■ Passage provided:

My DBS is getting a makeover; got a 5A led and 18650 extender on it's way. I know the 5A is a Q2 vs Q5, and it runs at an amp instead of 1.2, but the increase in color and depth and super runtime are attractive for outdoor use. And as with all Deree's, I can swap back ala lego.


----------



## TITAN1833 (Sep 18, 2008)

just because you have more lumens,does not mean you'll get more throw.You also need a reflector to help throw the light out,like the DBS does very well IMO.
I owned a 1000 lumen "more like 800" wiseled tactical,man that thing would light up a football pitch.But belive or not it did not throw as far my DBS.
Also I would like to say my 3SD pill seemed brighter than my 1S pill,I may have hit the lottery with the 3SD:shrug:

To end IMO the DBS is staying put for now,it would need a newly designed reflector "very deep one at that" to out throw a DBS.
And I can assure you when that happens,I'll be  
Who knows maybe Alan has something up his sleeve


----------



## Burgess (Sep 18, 2008)

Is it really true that the (3SD) 5A Q2 
runs at One Amp, instead of 1.2 amps for the Q5 version ?


I didn't notice that on their website. 



Gee, just when all this "DeereLight" stuff was starting to make sense to me . . . .


:sigh:
_


----------



## TITAN1833 (Sep 18, 2008)

Burgess said:


> Is it really true that the (3SD) 5A Q2
> runs at One Amp, instead of 1.2 amps for the Q5 version ?

■ Provided material:
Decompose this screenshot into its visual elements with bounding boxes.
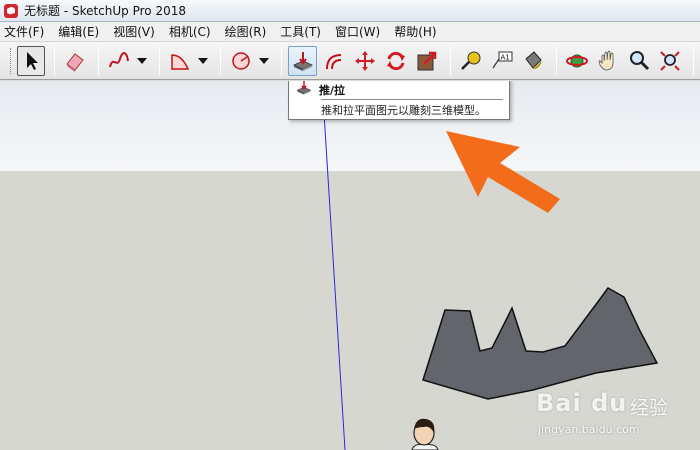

■ What you will do:
1. List every designation of a light, pill or LED that the flashlight forum thread names.
2. Summarize the flashlight forum thread in two sentences.
The material has no connection to the flashlight forum thread.

■ Task answers:
1. DBS, 5A, Q2, Q5, 3SD, 1S, wiseled tactical

2. The first poster is fitting a DBS with a 5A LED and an 18650 extender, accepting a Q2 instead of a Q5 run at an amp instead of 1.2 in exchange for better color, depth and runtime outdoors. TITAN1833 replies that more lumens do not mean more throw and keeps the DBS until a very deep reflector can out-throw it, and Burgess asks whether the 5A Q2 really runs at one amp while the Q5 version runs at 1.2.